--- START ---
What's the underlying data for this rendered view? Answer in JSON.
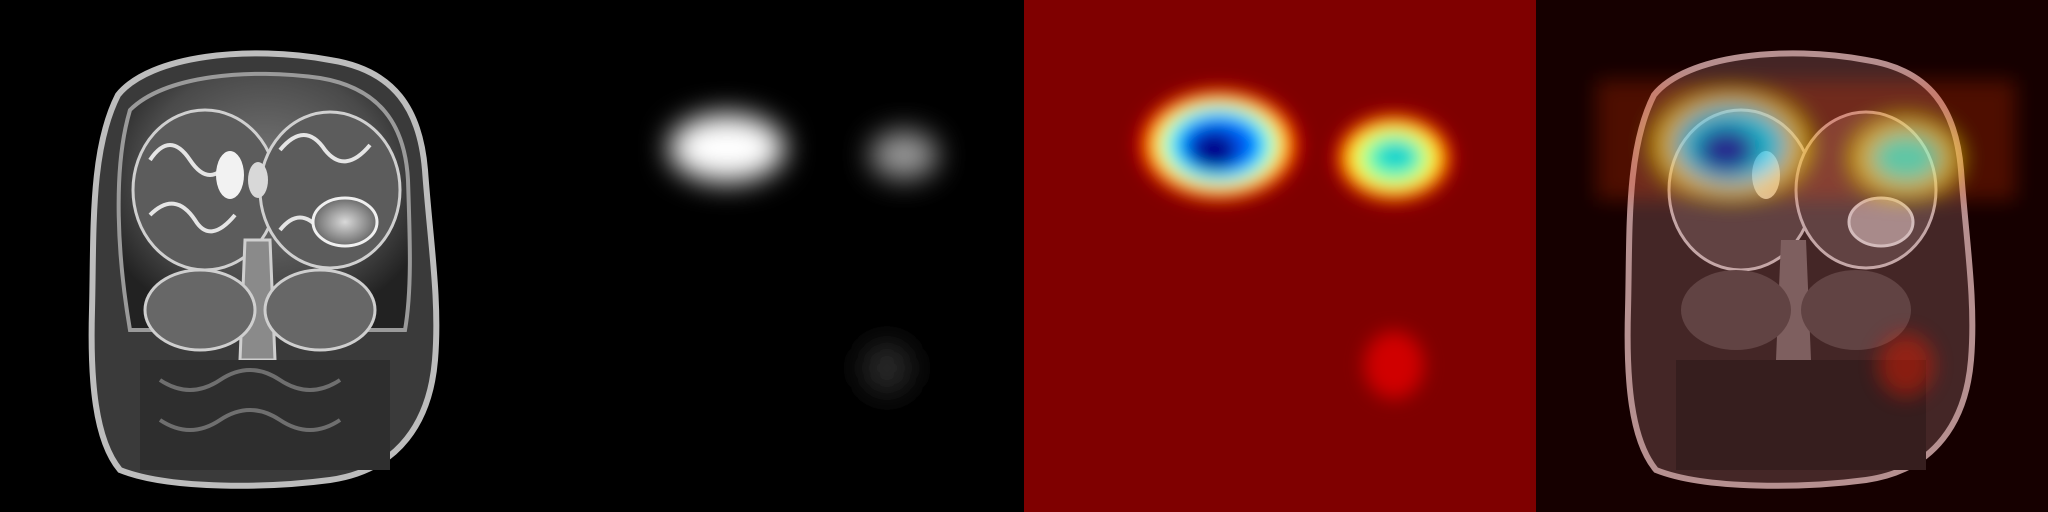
{
  "figure": {
    "panels": [
      {
        "id": "mri",
        "kind": "coronal-mri-slice",
        "background": "#000000"
      },
      {
        "id": "saliency-grayscale",
        "kind": "grayscale-heatmap",
        "background": "#000000"
      },
      {
        "id": "saliency-jet",
        "kind": "jet-colormap-heatmap",
        "background": "#7f0000"
      },
      {
        "id": "overlay",
        "kind": "heatmap-overlay-on-mri",
        "background": "#160000"
      }
    ],
    "colormap": {
      "name": "jet",
      "low": "#7f0000",
      "mid_low": "#ff0000",
      "mid": "#ffff00",
      "mid_high": "#00ffff",
      "high": "#00008b"
    }
  }
}
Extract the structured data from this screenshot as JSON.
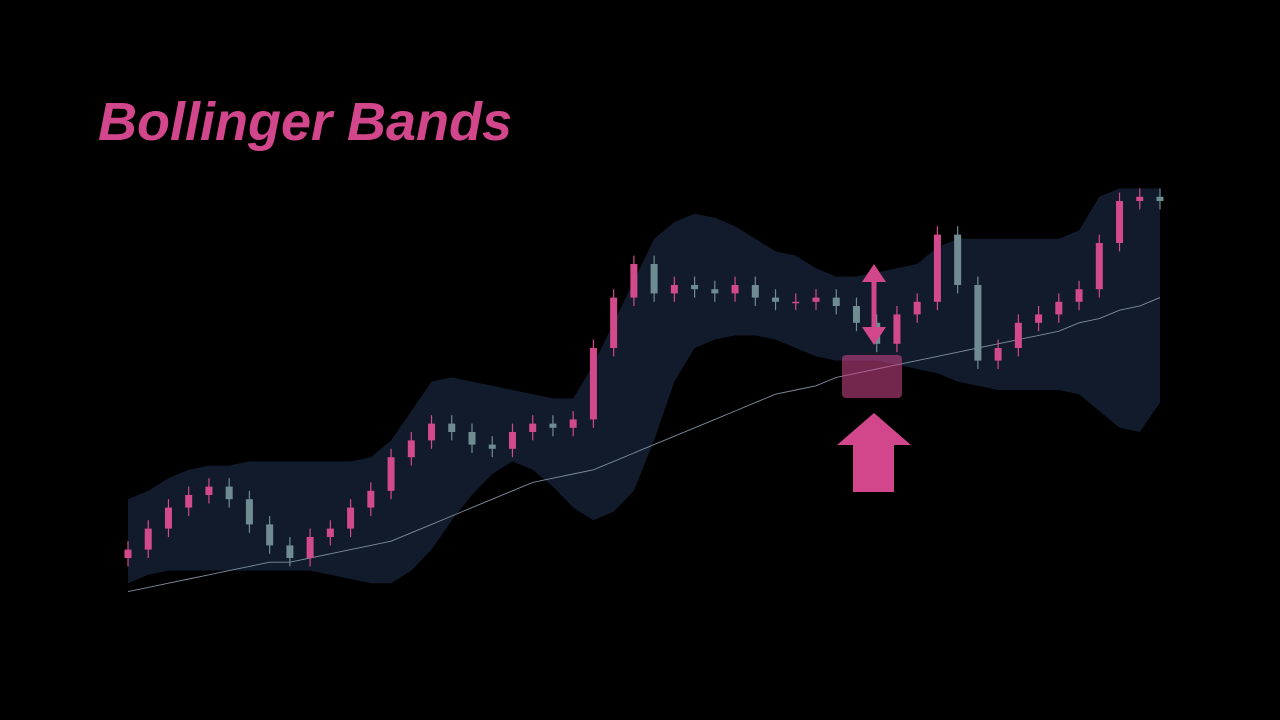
{
  "chart_data": {
    "type": "candlestick",
    "title": "Bollinger Bands",
    "ylim": [
      0,
      100
    ],
    "open": [
      10,
      12,
      17,
      22,
      25,
      27,
      24,
      18,
      13,
      10,
      15,
      17,
      22,
      26,
      34,
      38,
      42,
      40,
      37,
      36,
      40,
      42,
      41,
      43,
      60,
      72,
      80,
      73,
      75,
      74,
      73,
      75,
      72,
      71,
      71,
      72,
      70,
      66,
      61,
      68,
      71,
      87,
      75,
      57,
      60,
      66,
      68,
      71,
      74,
      85,
      95,
      96
    ],
    "high": [
      14,
      19,
      24,
      27,
      29,
      29,
      26,
      20,
      15,
      17,
      19,
      24,
      28,
      36,
      40,
      44,
      44,
      42,
      39,
      42,
      44,
      44,
      45,
      62,
      74,
      82,
      82,
      77,
      77,
      76,
      77,
      77,
      74,
      73,
      74,
      74,
      72,
      68,
      70,
      73,
      89,
      89,
      77,
      62,
      68,
      70,
      73,
      76,
      87,
      97,
      98,
      98
    ],
    "low": [
      8,
      10,
      15,
      20,
      23,
      22,
      16,
      11,
      8,
      8,
      13,
      15,
      20,
      24,
      32,
      36,
      38,
      35,
      34,
      34,
      38,
      39,
      39,
      41,
      58,
      70,
      71,
      71,
      72,
      71,
      71,
      70,
      69,
      69,
      69,
      68,
      64,
      59,
      59,
      66,
      69,
      73,
      55,
      55,
      58,
      64,
      66,
      69,
      72,
      83,
      93,
      93
    ],
    "close": [
      12,
      17,
      22,
      25,
      27,
      24,
      18,
      13,
      10,
      15,
      17,
      22,
      26,
      34,
      38,
      42,
      40,
      37,
      36,
      40,
      42,
      41,
      43,
      60,
      72,
      80,
      73,
      75,
      74,
      73,
      75,
      72,
      71,
      71,
      72,
      70,
      66,
      61,
      68,
      71,
      87,
      75,
      57,
      60,
      66,
      68,
      71,
      74,
      85,
      95,
      96,
      95
    ],
    "upper": [
      24,
      26,
      29,
      31,
      32,
      32,
      33,
      33,
      33,
      33,
      33,
      33,
      34,
      38,
      45,
      52,
      53,
      52,
      51,
      50,
      49,
      48,
      48,
      56,
      66,
      76,
      86,
      90,
      92,
      91,
      89,
      86,
      83,
      82,
      79,
      77,
      77,
      78,
      79,
      80,
      84,
      86,
      86,
      86,
      86,
      86,
      86,
      88,
      96,
      98,
      98,
      98
    ],
    "middle": [
      2,
      3,
      4,
      5,
      6,
      7,
      8,
      9,
      9,
      10,
      11,
      12,
      13,
      14,
      16,
      18,
      20,
      22,
      24,
      26,
      28,
      29,
      30,
      31,
      33,
      35,
      37,
      39,
      41,
      43,
      45,
      47,
      49,
      50,
      51,
      53,
      54,
      55,
      56,
      57,
      58,
      59,
      60,
      61,
      62,
      63,
      64,
      66,
      67,
      69,
      70,
      72
    ],
    "lower": [
      4,
      6,
      7,
      7,
      7,
      7,
      7,
      7,
      7,
      7,
      6,
      5,
      4,
      4,
      7,
      12,
      19,
      25,
      30,
      33,
      31,
      27,
      22,
      19,
      21,
      26,
      38,
      52,
      60,
      62,
      63,
      63,
      62,
      60,
      58,
      57,
      57,
      57,
      56,
      55,
      54,
      52,
      51,
      50,
      50,
      50,
      50,
      49,
      45,
      41,
      40,
      47
    ],
    "up_color": "#d24a8c",
    "down_color": "#6e8c92",
    "band_color": "#111b2b",
    "middle_color": "#7d8d9c"
  }
}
--- END ---
Set exercise:
For the entries shown above, give the number of lines that include the word "overlay", without any other text.

Expected output:
2